* BEGIN *

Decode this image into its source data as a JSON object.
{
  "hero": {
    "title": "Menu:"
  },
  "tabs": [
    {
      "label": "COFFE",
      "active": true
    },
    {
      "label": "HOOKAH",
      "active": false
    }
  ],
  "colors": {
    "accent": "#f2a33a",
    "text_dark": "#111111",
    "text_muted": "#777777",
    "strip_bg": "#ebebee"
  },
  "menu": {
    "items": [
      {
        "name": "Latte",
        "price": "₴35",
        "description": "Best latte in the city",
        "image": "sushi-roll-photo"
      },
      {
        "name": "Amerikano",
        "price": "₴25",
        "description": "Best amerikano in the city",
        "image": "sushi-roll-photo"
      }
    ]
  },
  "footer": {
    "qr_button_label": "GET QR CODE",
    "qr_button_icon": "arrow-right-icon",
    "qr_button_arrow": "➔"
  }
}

* END *

**Problem to work on:** All of the entries must be written out exactly as they stand.

**Response to the task:**
Decode this image into its source data as a JSON object.
{
  "hero": {
    "title": "Menu:"
  },
  "tabs": [
    {
      "label": "COFFE",
      "active": true
    },
    {
      "label": "HOOKAH",
      "active": false
    }
  ],
  "colors": {
    "accent": "#f2a33a",
    "text_dark": "#111111",
    "text_muted": "#777777",
    "strip_bg": "#ebebee"
  },
  "menu": {
    "items": [
      {
        "name": "Latte",
        "price": "₴35",
        "description": "Best latte in the city",
        "image": "sushi-roll-photo"
      },
      {
        "name": "Amerikano",
        "price": "₴25",
        "description": "Best amerikano in the city",
        "image": "sushi-roll-photo"
      }
    ]
  },
  "footer": {
    "qr_button_label": "GET QR CODE",
    "qr_button_icon": "arrow-right-icon",
    "qr_button_arrow": "➔"
  }
}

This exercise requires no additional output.